Dataset records:
____________________
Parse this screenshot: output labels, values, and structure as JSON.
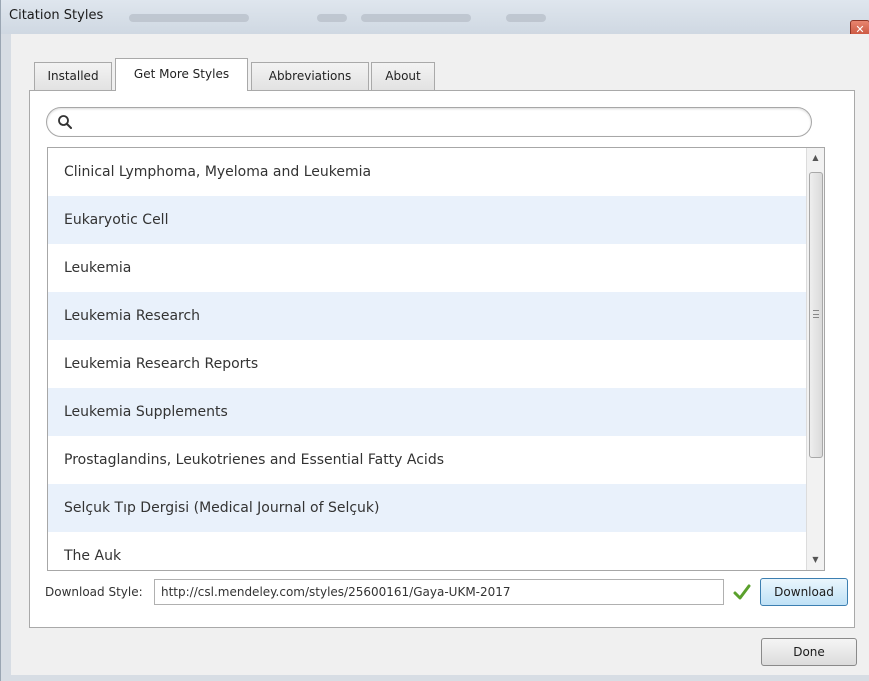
{
  "window": {
    "title": "Citation Styles"
  },
  "tabs": [
    {
      "label": "Installed",
      "active": false
    },
    {
      "label": "Get More Styles",
      "active": true
    },
    {
      "label": "Abbreviations",
      "active": false
    },
    {
      "label": "About",
      "active": false
    }
  ],
  "search": {
    "value": "",
    "placeholder": "",
    "icon": "search-icon"
  },
  "styles_list": [
    "Clinical Lymphoma, Myeloma and Leukemia",
    "Eukaryotic Cell",
    "Leukemia",
    "Leukemia Research",
    "Leukemia Research Reports",
    "Leukemia Supplements",
    "Prostaglandins, Leukotrienes and Essential Fatty Acids",
    "Selçuk Tıp Dergisi (Medical Journal of Selçuk)",
    "The Auk"
  ],
  "download": {
    "label": "Download Style:",
    "url": "http://csl.mendeley.com/styles/25600161/Gaya-UKM-2017",
    "valid_icon": "check-icon",
    "button_label": "Download"
  },
  "footer": {
    "done_label": "Done"
  },
  "colors": {
    "alt_row": "#e9f1fb",
    "check_green": "#5aa02c",
    "download_border": "#3c7fb1"
  }
}
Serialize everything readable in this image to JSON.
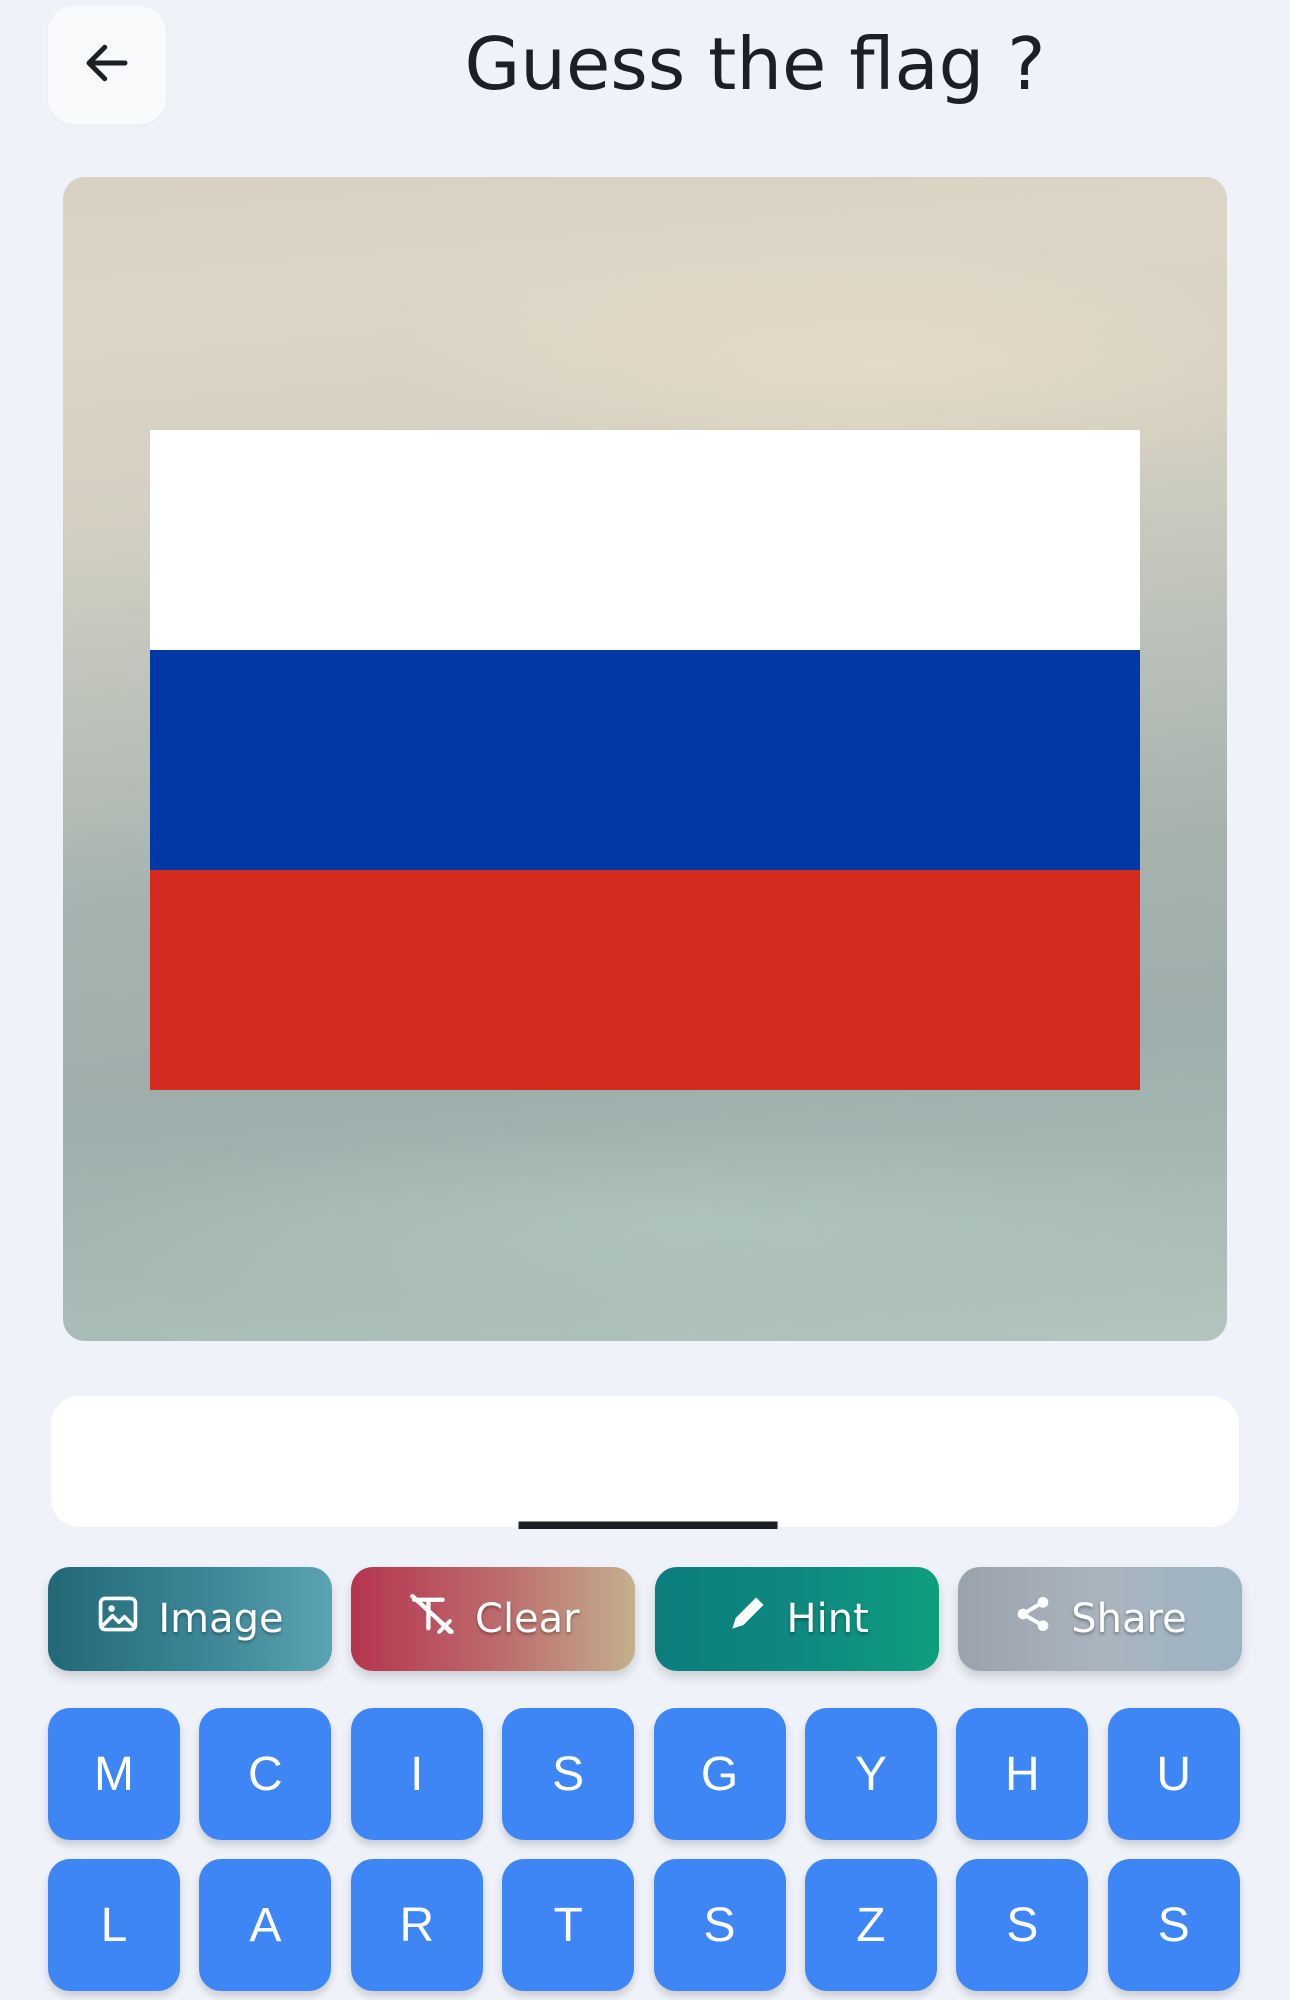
{
  "header": {
    "title": "Guess the flag ?"
  },
  "flag": {
    "stripes": [
      "#ffffff",
      "#0039a6",
      "#d52b1e"
    ]
  },
  "answer": {
    "slots": "______"
  },
  "actions": {
    "image_label": "Image",
    "clear_label": "Clear",
    "hint_label": "Hint",
    "share_label": "Share"
  },
  "keyboard": {
    "keys": [
      "M",
      "C",
      "I",
      "S",
      "G",
      "Y",
      "H",
      "U",
      "L",
      "A",
      "R",
      "T",
      "S",
      "Z",
      "S",
      "S"
    ]
  },
  "colors": {
    "background": "#eff3f9",
    "key": "#3e86f5",
    "title_text": "#1c1f24"
  }
}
____________________
Written exercise:
Generate a word-for-word copy of the preceding records, excluding all pictures.

Output for this exercise:
Parse this screenshot: output labels, values, and structure as JSON.
{
  "window": {
    "title": "Citation Styles"
  },
  "tabs": [
    {
      "label": "Installed",
      "active": false
    },
    {
      "label": "Get More Styles",
      "active": true
    },
    {
      "label": "Abbreviations",
      "active": false
    },
    {
      "label": "About",
      "active": false
    }
  ],
  "search": {
    "value": "",
    "placeholder": "",
    "icon": "search-icon"
  },
  "styles_list": [
    "Clinical Lymphoma, Myeloma and Leukemia",
    "Eukaryotic Cell",
    "Leukemia",
    "Leukemia Research",
    "Leukemia Research Reports",
    "Leukemia Supplements",
    "Prostaglandins, Leukotrienes and Essential Fatty Acids",
    "Selçuk Tıp Dergisi (Medical Journal of Selçuk)",
    "The Auk"
  ],
  "download": {
    "label": "Download Style:",
    "url": "http://csl.mendeley.com/styles/25600161/Gaya-UKM-2017",
    "valid_icon": "check-icon",
    "button_label": "Download"
  },
  "footer": {
    "done_label": "Done"
  },
  "colors": {
    "alt_row": "#e9f1fb",
    "check_green": "#5aa02c",
    "download_border": "#3c7fb1"
  }
}
Serialize everything readable in this image to JSON.
{
  "header": {
    "title": "Guess the flag ?"
  },
  "flag": {
    "stripes": [
      "#ffffff",
      "#0039a6",
      "#d52b1e"
    ]
  },
  "answer": {
    "slots": "______"
  },
  "actions": {
    "image_label": "Image",
    "clear_label": "Clear",
    "hint_label": "Hint",
    "share_label": "Share"
  },
  "keyboard": {
    "keys": [
      "M",
      "C",
      "I",
      "S",
      "G",
      "Y",
      "H",
      "U",
      "L",
      "A",
      "R",
      "T",
      "S",
      "Z",
      "S",
      "S"
    ]
  },
  "colors": {
    "background": "#eff3f9",
    "key": "#3e86f5",
    "title_text": "#1c1f24"
  }
}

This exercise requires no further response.